◆ **TO BE DONE**
Images are not part of the copy; transcribe all the data exactly.

◆ **TASK INPUT**

::::

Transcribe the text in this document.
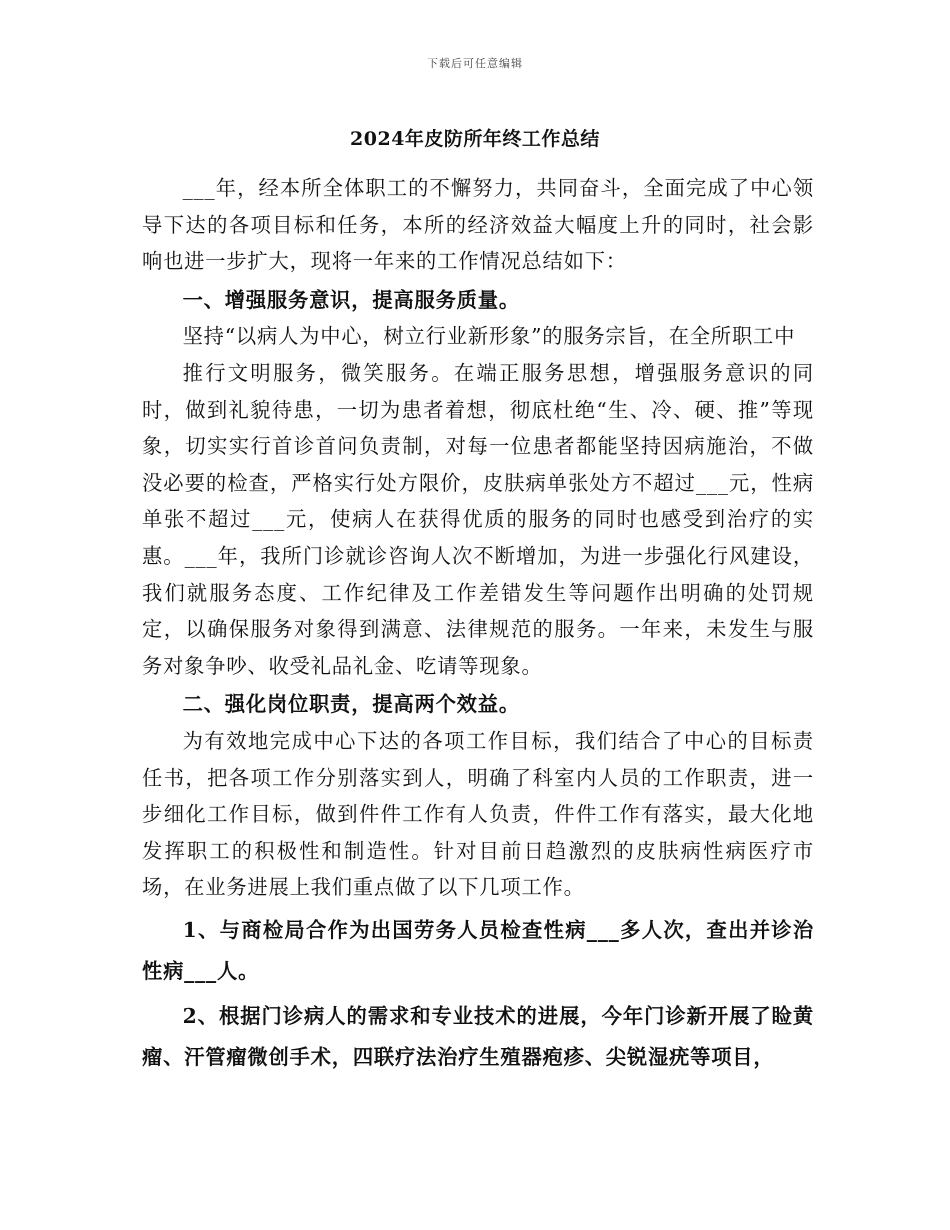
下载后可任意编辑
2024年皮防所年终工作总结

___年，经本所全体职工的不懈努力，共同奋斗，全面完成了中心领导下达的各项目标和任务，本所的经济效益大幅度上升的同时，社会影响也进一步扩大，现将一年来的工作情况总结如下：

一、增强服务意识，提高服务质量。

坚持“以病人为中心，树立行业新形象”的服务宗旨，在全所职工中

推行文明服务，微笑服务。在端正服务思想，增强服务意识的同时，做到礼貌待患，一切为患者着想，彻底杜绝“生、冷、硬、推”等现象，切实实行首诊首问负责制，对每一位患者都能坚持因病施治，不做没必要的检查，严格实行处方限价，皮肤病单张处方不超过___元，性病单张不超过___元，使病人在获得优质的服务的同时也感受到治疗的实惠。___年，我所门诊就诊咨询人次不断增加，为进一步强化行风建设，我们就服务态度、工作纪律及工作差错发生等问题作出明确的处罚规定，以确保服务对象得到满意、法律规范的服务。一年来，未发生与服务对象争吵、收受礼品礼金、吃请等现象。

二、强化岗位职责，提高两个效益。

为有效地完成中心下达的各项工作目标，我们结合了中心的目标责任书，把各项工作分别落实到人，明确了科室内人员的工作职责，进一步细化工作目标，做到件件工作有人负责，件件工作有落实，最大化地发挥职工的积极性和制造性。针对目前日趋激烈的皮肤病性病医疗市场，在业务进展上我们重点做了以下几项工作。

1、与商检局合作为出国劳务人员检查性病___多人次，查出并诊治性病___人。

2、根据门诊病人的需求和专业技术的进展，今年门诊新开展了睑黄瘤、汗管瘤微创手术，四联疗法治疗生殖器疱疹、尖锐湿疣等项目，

::::

◆ **RESPONSE TO THE EXERCISE**
Transcribe the text in this document.
下载后可任意编辑
2024年皮防所年终工作总结

___年，经本所全体职工的不懈努力，共同奋斗，全面完成了中心领导下达的各项目标和任务，本所的经济效益大幅度上升的同时，社会影响也进一步扩大，现将一年来的工作情况总结如下：

一、增强服务意识，提高服务质量。

坚持“以病人为中心，树立行业新形象”的服务宗旨，在全所职工中

推行文明服务，微笑服务。在端正服务思想，增强服务意识的同时，做到礼貌待患，一切为患者着想，彻底杜绝“生、冷、硬、推”等现象，切实实行首诊首问负责制，对每一位患者都能坚持因病施治，不做没必要的检查，严格实行处方限价，皮肤病单张处方不超过___元，性病单张不超过___元，使病人在获得优质的服务的同时也感受到治疗的实惠。___年，我所门诊就诊咨询人次不断增加，为进一步强化行风建设，我们就服务态度、工作纪律及工作差错发生等问题作出明确的处罚规定，以确保服务对象得到满意、法律规范的服务。一年来，未发生与服务对象争吵、收受礼品礼金、吃请等现象。

二、强化岗位职责，提高两个效益。

为有效地完成中心下达的各项工作目标，我们结合了中心的目标责任书，把各项工作分别落实到人，明确了科室内人员的工作职责，进一步细化工作目标，做到件件工作有人负责，件件工作有落实，最大化地发挥职工的积极性和制造性。针对目前日趋激烈的皮肤病性病医疗市场，在业务进展上我们重点做了以下几项工作。

1、与商检局合作为出国劳务人员检查性病___多人次，查出并诊治性病___人。

2、根据门诊病人的需求和专业技术的进展，今年门诊新开展了睑黄瘤、汗管瘤微创手术，四联疗法治疗生殖器疱疹、尖锐湿疣等项目，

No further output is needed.